- **GOAL**: Reproduce every line of the material with each occurrence of "capitolo" replaced by "paragrafo" and all other text unchanged. Omit the pictures from the output.

[Dataset rows]
═══

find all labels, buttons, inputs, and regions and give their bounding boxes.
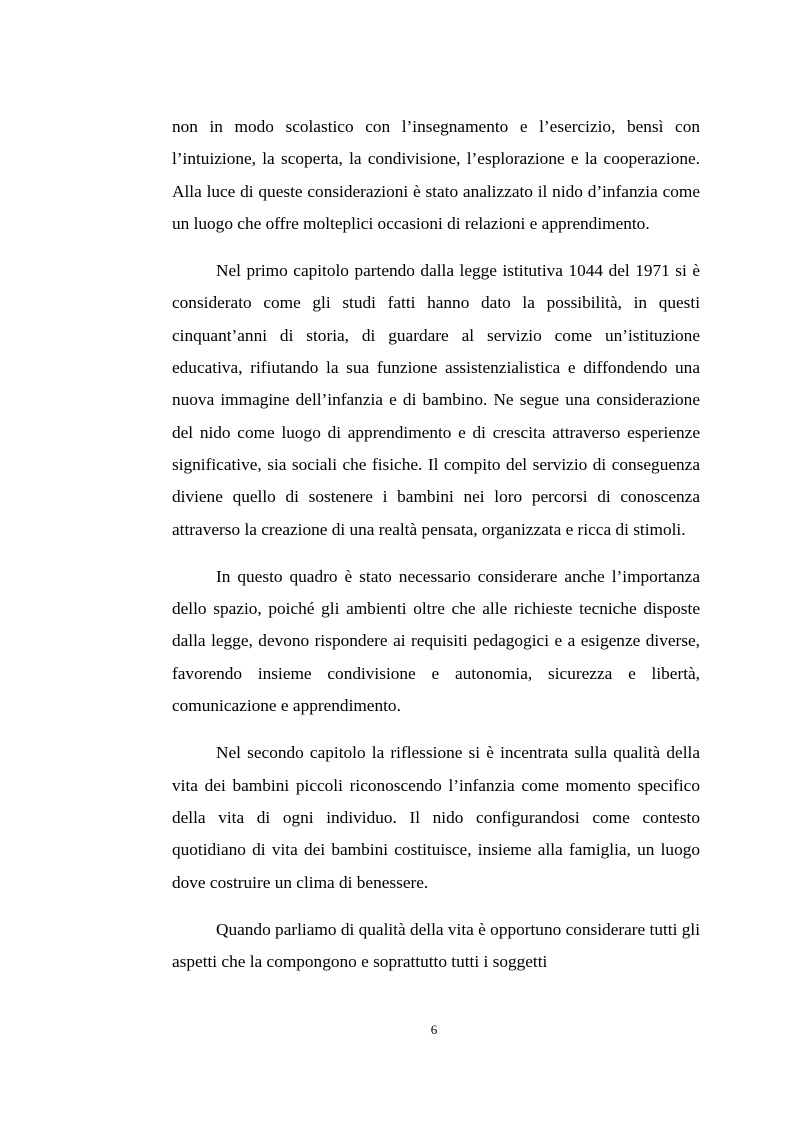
paragraph-continuation: non in modo scolastico con l’insegnamento e l’esercizio, bensì con l’intuizione, la scoperta, la condivisione, l’esplorazione e la cooperazione. Alla luce di queste considerazioni è stato analizzato il nido d’infanzia come un luogo che offre molteplici occasioni di relazioni e apprendimento. (172, 117, 700, 233)
paragraph-quality-of-life: Quando parliamo di qualità della vita è opportuno considerare tutti gli aspetti che la compongono e soprattutto tutti i soggetti (172, 919, 700, 972)
paragraph-first-chapter: Nel primo capitolo partendo dalla legge istitutiva 1044 del 1971 si è considerato come gli studi fatti hanno dato la possibilità, in questi cinquant’anni di storia, di guardare al servizio come un’istituzione educativa, rifiutando la sua funzione assistenzialistica e diffondendo una nuova immagine dell’infanzia e di bambino. Ne segue una considerazione del nido come luogo di apprendimento e di crescita attraverso esperienze significative, sia sociali che fisiche. Il compito del servizio di conseguenza diviene quello di sostenere i bambini nei loro percorsi di conoscenza attraverso la creazione di una realtà pensata, organizzata e ricca di stimoli. (172, 261, 700, 539)
page-number: 6 (430, 1022, 438, 1037)
body-text (172, 111, 700, 978)
paragraph-second-chapter: Nel secondo capitolo la riflessione si è incentrata sulla qualità della vita dei bambini piccoli riconoscendo l’infanzia come momento specifico della vita di ogni individuo. Il nido configurandosi come contesto quotidiano di vita dei bambini costituisce, insieme alla famiglia, un luogo dove costruire un clima di benessere. (172, 743, 700, 892)
paragraph-space-importance: In questo quadro è stato necessario considerare anche l’importanza dello spazio, poiché gli ambienti oltre che alle richieste tecniche disposte dalla legge, devono rispondere ai requisiti pedagogici e a esigenze diverse, favorendo insieme condivisione e autonomia, sicurezza e libertà, comunicazione e apprendimento. (172, 566, 700, 716)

═══

- **SOLUTION FOR THIS EXERCISE**:
find all labels, buttons, inputs, and regions and give their bounding boxes.
paragraph-continuation: non in modo scolastico con l’insegnamento e l’esercizio, bensì con l’intuizione, la scoperta, la condivisione, l’esplorazione e la cooperazione. Alla luce di queste considerazioni è stato analizzato il nido d’infanzia come un luogo che offre molteplici occasioni di relazioni e apprendimento. (172, 117, 700, 233)
paragraph-quality-of-life: Quando parliamo di qualità della vita è opportuno considerare tutti gli aspetti che la compongono e soprattutto tutti i soggetti (172, 919, 700, 972)
paragraph-first-chapter: Nel primo paragrafo partendo dalla legge istitutiva 1044 del 1971 si è considerato come gli studi fatti hanno dato la possibilità, in questi cinquant’anni di storia, di guardare al servizio come un’istituzione educativa, rifiutando la sua funzione assistenzialistica e diffondendo una nuova immagine dell’infanzia e di bambino. Ne segue una considerazione del nido come luogo di apprendimento e di crescita attraverso esperienze significative, sia sociali che fisiche. Il compito del servizio di conseguenza diviene quello di sostenere i bambini nei loro percorsi di conoscenza attraverso la creazione di una realtà pensata, organizzata e ricca di stimoli. (172, 261, 700, 539)
page-number: 6 (430, 1022, 438, 1037)
body-text (172, 111, 700, 978)
paragraph-second-chapter: Nel secondo paragrafo la riflessione si è incentrata sulla qualità della vita dei bambini piccoli riconoscendo l’infanzia come momento specifico della vita di ogni individuo. Il nido configurandosi come contesto quotidiano di vita dei bambini costituisce, insieme alla famiglia, un luogo dove costruire un clima di benessere. (172, 743, 700, 892)
paragraph-space-importance: In questo quadro è stato necessario considerare anche l’importanza dello spazio, poiché gli ambienti oltre che alle richieste tecniche disposte dalla legge, devono rispondere ai requisiti pedagogici e a esigenze diverse, favorendo insieme condivisione e autonomia, sicurezza e libertà, comunicazione e apprendimento. (172, 566, 700, 716)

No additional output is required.